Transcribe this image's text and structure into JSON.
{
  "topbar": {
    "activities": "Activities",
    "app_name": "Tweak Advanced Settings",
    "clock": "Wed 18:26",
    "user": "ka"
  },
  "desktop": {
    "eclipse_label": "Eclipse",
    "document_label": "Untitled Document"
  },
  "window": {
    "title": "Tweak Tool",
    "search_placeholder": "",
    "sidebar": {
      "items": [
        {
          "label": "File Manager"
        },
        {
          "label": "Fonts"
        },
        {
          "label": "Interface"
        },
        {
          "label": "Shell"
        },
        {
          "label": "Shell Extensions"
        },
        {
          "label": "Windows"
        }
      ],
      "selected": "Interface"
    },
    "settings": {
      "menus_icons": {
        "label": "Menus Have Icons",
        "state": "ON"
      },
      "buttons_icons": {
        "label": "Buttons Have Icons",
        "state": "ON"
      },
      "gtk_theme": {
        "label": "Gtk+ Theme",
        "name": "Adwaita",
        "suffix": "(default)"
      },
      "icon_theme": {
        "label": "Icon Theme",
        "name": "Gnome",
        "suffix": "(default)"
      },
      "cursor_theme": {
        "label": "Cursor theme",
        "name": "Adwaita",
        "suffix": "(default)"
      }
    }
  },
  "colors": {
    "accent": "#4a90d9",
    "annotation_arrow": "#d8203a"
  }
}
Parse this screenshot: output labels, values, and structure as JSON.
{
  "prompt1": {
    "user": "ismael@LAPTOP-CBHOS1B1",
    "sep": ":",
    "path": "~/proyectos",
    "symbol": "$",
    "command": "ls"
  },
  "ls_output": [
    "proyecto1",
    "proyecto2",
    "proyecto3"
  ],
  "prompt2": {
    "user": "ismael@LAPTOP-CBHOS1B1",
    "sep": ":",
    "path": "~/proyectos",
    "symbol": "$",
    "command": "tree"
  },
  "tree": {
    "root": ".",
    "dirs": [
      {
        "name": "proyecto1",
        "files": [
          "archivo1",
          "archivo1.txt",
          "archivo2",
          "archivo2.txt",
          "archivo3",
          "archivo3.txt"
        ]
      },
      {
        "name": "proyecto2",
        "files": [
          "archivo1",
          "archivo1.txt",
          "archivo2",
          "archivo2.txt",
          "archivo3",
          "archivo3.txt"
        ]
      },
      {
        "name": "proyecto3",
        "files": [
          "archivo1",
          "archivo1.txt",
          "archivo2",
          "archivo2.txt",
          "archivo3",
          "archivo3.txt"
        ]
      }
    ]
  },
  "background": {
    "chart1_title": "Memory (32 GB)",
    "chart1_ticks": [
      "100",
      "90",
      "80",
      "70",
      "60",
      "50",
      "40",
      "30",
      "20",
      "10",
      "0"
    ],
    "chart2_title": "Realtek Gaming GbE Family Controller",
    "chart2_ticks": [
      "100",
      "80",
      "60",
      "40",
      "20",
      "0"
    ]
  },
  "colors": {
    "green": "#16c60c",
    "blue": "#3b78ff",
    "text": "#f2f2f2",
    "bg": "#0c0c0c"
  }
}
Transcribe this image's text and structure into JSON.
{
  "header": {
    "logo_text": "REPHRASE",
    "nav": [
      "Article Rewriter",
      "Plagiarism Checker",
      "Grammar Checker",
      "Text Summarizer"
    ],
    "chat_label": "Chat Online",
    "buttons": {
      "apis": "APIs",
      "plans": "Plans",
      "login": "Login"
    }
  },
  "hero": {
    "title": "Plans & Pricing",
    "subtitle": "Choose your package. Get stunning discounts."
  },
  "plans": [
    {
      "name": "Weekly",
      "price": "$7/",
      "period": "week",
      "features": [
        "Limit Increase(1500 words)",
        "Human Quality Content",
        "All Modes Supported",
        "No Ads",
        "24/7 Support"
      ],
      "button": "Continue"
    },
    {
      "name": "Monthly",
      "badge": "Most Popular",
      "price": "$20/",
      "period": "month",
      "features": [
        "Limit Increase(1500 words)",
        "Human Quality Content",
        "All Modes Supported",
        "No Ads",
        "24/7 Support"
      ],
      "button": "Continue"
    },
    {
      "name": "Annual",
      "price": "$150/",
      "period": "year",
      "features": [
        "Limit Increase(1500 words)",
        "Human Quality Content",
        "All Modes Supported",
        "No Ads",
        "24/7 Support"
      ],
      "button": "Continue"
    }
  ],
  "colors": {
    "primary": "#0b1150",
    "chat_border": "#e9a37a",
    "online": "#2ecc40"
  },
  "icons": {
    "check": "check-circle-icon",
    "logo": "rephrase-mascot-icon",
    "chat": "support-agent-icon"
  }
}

***

▶ _OBJECTIVE_:
Where a line above contains the word "Have", copy that line.

▶ _WRITTEN REPLY_:
        "label": "Menus Have Icons",
        "label": "Buttons Have Icons",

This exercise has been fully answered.